*Exercise input*
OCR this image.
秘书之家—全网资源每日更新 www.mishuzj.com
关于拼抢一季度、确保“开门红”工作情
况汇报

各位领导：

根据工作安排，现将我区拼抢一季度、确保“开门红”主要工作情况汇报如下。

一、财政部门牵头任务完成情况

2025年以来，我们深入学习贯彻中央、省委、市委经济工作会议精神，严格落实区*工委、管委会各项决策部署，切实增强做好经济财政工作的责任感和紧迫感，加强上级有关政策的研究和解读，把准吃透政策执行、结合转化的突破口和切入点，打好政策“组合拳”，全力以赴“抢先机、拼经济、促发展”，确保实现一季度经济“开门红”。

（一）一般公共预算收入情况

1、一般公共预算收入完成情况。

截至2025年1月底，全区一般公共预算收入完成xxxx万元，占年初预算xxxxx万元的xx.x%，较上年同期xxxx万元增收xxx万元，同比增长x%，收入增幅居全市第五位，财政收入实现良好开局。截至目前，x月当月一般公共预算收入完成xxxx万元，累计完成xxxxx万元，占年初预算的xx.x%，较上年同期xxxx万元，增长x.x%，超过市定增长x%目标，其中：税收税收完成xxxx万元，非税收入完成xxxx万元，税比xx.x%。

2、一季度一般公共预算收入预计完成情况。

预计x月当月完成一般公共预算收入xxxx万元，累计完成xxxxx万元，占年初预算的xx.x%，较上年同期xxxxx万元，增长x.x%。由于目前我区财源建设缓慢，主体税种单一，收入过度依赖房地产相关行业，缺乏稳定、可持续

*Exercise*
Give all the entries again exactly; leave none out.

*Finished task*
OCR this image.
秘书之家—全网资源每日更新 www.mishuzj.com
关于拼抢一季度、确保“开门红”工作情
况汇报

各位领导：

根据工作安排，现将我区拼抢一季度、确保“开门红”主要工作情况汇报如下。

一、财政部门牵头任务完成情况

2025年以来，我们深入学习贯彻中央、省委、市委经济工作会议精神，严格落实区*工委、管委会各项决策部署，切实增强做好经济财政工作的责任感和紧迫感，加强上级有关政策的研究和解读，把准吃透政策执行、结合转化的突破口和切入点，打好政策“组合拳”，全力以赴“抢先机、拼经济、促发展”，确保实现一季度经济“开门红”。

（一）一般公共预算收入情况

1、一般公共预算收入完成情况。

截至2025年1月底，全区一般公共预算收入完成xxxx万元，占年初预算xxxxx万元的xx.x%，较上年同期xxxx万元增收xxx万元，同比增长x%，收入增幅居全市第五位，财政收入实现良好开局。截至目前，x月当月一般公共预算收入完成xxxx万元，累计完成xxxxx万元，占年初预算的xx.x%，较上年同期xxxx万元，增长x.x%，超过市定增长x%目标，其中：税收税收完成xxxx万元，非税收入完成xxxx万元，税比xx.x%。

2、一季度一般公共预算收入预计完成情况。

预计x月当月完成一般公共预算收入xxxx万元，累计完成xxxxx万元，占年初预算的xx.x%，较上年同期xxxxx万元，增长x.x%。由于目前我区财源建设缓慢，主体税种单一，收入过度依赖房地产相关行业，缺乏稳定、可持续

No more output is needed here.